START TEXT FOR ANALYSIS

LONDON — Mobile satellite services operator Inmarsat said rearranging its radio spectrum in North America to accommodate startup broadband wireless operator LightSquared will have little effect on its North American business.

In a Nov. 8 conference call with investors, Inmarsat officials suggested that the cash payments to be made by LightSquared will be far greater than the costs incurred by Inmarsat in clearing L-band radio spectrum to enable LightSquared to fully realize its business potential.

London-based Inmarsat stands to earn more than $900 million from LightSquared through 2015, assuming that LightSquared exercises the second of two L-band-restructuring options with Inmarsat. The first, calling for payments totaling $337.5 million through early 2012, took effect in August.

The second option, which Reston, Va-based LightSquared has said it may exercise as soon as December, calls for payments of $115 million per year, rising at 3 percent annually, with no end date.

In return for these funds, Inmarsat has agreed to relocate its services in North America to different parts of the L-band spectrum so that LightSquared has sufficient radio frequency to develop its hybrid satellite-terrestrial wireless broadband service. LightSquared’s first satellite, called SkyTerra-1, is scheduled for launch in December.

Inmarsat officials did not disclose their estimates of how much it will cost the company, either in direct expenses or in lost revenue, to make way for LightSquared.

Inmarsat Chief Executive Andrew Sukawaty said that whatever the amount, these costs will be incurred after the LightSquared milestone payments, meaning that Inmarsat’s work will be prefunded. As for lost business as Inmarsat vacates some of its L-band spectrum, this will be a small price to pay, he said.

“We do a relatively low level of [mobile satellite services] traffic from North America, which is already a crowded market by [mobile satellite services] standards,” Sukawaty said. The second, $115 million annual payment “is strongly incremental to us and does not affect revenues we have targeted in the region.”

For the first series of payments, which have already begun, Inmarsat will incur substantial costs as it moves its services onto new L-band spectrum bands, Inmarsat Chief Financial Officer Rick Medlock said during the call. He did not set a precise figure, but suggested that it could be close to $250 million.

“Although we don’t expect our costs to exceed $250 million, the resulting profitability from this part of the [LightSquared] payments will be more modest, and will be spread out over a couple of years at least.”

Inmarsat introduced its first hand-held telephone, called IsatPhone Pro, this past summer. Sukawaty declined to disclose how many phones had been ordered. He said the terminals are retailing for $699 apiece, but that distributors are marking down the price to $500 or $600 when sales of the handsets are bundled with subscriptions.

END TEXT FOR ANALYSIS

* _PROBLEM DESCRIPTION_
Retype the part of the Inmarsat and LightSquared article between "LONDON — Mobile" and "its business potential.", inclusive.

START SUPPLIED ENTRIES

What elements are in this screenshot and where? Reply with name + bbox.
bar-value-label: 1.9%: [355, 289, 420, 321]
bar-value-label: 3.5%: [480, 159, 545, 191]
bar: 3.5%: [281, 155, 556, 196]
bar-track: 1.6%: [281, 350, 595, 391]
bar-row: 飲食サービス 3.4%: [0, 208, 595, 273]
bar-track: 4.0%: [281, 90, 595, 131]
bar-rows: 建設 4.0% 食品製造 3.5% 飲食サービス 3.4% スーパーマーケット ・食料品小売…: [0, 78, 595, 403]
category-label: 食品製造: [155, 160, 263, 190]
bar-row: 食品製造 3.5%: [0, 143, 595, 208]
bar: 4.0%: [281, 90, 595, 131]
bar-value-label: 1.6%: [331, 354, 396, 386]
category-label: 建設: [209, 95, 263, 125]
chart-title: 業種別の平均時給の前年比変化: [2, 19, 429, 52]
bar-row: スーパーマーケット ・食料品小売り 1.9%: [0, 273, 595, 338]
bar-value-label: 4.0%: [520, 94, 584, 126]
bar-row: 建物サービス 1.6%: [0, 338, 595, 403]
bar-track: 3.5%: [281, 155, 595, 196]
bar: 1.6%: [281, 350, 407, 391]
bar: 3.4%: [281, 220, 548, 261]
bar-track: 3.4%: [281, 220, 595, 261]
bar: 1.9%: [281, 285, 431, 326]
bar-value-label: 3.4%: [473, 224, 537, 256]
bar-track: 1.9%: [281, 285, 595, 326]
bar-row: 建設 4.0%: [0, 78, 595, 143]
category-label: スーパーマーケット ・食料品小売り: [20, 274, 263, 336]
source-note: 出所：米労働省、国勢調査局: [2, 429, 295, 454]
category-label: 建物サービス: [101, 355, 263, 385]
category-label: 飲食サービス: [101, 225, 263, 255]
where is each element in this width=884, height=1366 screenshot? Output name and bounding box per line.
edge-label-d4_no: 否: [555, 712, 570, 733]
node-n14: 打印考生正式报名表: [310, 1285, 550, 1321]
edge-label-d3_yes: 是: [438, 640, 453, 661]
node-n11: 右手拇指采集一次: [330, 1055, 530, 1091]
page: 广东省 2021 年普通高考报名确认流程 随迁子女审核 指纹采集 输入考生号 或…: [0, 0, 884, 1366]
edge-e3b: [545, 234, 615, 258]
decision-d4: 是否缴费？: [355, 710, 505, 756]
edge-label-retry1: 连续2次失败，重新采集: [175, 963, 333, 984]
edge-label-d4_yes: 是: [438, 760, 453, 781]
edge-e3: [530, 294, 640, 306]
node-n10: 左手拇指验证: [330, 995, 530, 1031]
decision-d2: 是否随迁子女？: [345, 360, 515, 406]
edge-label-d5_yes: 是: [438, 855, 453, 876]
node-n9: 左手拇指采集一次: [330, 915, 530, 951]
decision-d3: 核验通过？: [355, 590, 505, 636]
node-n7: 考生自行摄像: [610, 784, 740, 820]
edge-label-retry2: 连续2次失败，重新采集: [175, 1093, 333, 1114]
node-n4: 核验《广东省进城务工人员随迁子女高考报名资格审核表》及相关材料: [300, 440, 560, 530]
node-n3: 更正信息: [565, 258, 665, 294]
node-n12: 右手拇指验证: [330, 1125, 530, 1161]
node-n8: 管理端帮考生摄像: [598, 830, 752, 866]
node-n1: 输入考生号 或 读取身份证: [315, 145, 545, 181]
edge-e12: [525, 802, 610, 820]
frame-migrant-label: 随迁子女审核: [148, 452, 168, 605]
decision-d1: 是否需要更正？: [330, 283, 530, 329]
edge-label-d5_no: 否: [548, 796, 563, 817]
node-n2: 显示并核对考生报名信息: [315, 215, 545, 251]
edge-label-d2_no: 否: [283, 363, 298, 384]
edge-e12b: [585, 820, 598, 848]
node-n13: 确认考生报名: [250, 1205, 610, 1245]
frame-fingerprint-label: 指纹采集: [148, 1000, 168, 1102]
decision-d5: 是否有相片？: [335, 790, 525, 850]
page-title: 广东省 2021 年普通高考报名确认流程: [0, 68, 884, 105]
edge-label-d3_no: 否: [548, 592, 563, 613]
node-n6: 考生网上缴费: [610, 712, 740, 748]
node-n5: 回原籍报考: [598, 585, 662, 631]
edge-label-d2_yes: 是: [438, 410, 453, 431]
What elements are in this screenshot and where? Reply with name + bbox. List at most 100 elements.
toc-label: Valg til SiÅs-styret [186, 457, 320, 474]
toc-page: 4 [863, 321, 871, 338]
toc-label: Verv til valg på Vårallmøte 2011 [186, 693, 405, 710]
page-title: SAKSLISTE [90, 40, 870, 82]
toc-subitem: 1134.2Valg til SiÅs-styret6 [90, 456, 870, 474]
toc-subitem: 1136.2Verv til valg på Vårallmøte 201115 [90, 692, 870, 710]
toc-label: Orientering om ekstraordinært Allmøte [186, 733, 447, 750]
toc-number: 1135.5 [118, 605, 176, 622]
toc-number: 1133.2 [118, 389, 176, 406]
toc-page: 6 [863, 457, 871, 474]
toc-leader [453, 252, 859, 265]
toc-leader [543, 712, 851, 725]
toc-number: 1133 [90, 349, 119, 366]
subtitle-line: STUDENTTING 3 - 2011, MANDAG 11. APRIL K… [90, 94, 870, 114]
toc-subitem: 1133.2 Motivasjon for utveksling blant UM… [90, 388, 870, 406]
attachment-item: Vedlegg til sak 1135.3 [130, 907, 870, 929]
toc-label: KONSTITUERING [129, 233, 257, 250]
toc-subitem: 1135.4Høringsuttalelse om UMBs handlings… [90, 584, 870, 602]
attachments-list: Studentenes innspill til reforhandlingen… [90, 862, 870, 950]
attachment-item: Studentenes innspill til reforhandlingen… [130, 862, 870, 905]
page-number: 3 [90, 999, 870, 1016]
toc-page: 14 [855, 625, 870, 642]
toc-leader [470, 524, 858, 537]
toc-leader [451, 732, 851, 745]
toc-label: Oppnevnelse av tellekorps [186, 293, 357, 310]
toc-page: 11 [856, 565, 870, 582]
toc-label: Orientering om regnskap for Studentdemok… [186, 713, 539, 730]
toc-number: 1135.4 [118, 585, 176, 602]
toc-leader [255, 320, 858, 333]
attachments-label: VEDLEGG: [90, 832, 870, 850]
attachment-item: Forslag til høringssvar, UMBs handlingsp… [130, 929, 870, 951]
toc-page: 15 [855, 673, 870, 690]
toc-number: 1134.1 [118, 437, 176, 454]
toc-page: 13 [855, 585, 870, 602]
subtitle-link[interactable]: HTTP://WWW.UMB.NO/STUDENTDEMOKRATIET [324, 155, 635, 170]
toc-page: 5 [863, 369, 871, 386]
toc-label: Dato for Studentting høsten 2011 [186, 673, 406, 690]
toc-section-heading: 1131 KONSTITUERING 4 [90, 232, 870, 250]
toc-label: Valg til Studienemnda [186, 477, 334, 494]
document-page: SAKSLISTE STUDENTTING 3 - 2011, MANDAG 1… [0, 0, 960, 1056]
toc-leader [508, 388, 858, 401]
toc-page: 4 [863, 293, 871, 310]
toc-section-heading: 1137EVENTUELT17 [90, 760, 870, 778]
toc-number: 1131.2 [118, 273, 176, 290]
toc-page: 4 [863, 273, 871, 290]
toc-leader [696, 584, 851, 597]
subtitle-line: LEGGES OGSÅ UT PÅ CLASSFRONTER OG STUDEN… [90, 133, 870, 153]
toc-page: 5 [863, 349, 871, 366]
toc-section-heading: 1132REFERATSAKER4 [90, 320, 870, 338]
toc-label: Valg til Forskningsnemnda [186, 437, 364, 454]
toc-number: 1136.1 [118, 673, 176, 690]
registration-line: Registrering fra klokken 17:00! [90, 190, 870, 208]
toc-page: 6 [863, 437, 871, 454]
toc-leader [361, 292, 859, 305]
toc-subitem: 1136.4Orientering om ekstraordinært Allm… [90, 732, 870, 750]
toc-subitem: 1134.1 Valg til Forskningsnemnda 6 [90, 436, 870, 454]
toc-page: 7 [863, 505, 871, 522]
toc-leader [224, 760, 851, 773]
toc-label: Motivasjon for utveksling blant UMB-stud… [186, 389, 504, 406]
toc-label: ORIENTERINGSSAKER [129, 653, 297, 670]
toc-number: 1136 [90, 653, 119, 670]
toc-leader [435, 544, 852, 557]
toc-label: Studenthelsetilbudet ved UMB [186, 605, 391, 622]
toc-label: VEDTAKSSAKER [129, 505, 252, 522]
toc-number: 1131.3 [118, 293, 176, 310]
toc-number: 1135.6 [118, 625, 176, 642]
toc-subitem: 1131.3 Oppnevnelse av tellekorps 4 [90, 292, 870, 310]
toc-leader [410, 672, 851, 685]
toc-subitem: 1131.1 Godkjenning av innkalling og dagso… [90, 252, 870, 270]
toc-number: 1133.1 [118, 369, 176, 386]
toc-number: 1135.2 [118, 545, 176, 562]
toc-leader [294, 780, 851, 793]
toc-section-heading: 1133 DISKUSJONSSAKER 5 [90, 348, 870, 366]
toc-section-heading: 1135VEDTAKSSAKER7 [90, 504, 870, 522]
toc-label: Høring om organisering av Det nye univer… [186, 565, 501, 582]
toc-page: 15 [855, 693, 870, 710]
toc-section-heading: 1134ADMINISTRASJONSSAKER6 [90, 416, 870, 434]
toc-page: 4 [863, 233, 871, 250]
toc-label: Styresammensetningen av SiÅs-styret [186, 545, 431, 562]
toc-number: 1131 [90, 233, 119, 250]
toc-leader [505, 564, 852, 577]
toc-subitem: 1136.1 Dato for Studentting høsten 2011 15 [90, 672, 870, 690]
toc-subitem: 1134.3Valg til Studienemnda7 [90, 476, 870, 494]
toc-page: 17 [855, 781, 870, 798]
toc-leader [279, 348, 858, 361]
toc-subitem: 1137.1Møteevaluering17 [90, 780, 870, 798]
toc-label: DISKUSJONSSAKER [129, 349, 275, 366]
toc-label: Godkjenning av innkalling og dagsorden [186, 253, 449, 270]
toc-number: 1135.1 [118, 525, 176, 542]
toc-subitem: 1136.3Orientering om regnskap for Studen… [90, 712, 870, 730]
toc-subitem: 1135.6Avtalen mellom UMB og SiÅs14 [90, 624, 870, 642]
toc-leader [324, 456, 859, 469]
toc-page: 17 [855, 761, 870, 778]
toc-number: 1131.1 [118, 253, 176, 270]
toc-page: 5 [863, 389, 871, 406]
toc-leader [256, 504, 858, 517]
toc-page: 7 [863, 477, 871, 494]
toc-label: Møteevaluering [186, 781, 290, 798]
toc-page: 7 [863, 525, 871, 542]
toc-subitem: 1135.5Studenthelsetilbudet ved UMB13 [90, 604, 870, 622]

END SUPPLIED ENTRIES

* _EXERCISE RESPONSE_
LONDON — Mobile satellite services operator Inmarsat said rearranging its radio spectrum in North America to accommodate startup broadband wireless operator LightSquared will have little effect on its North American business.

In a Nov. 8 conference call with investors, Inmarsat officials suggested that the cash payments to be made by LightSquared will be far greater than the costs incurred by Inmarsat in clearing L-band radio spectrum to enable LightSquared to fully realize its business potential.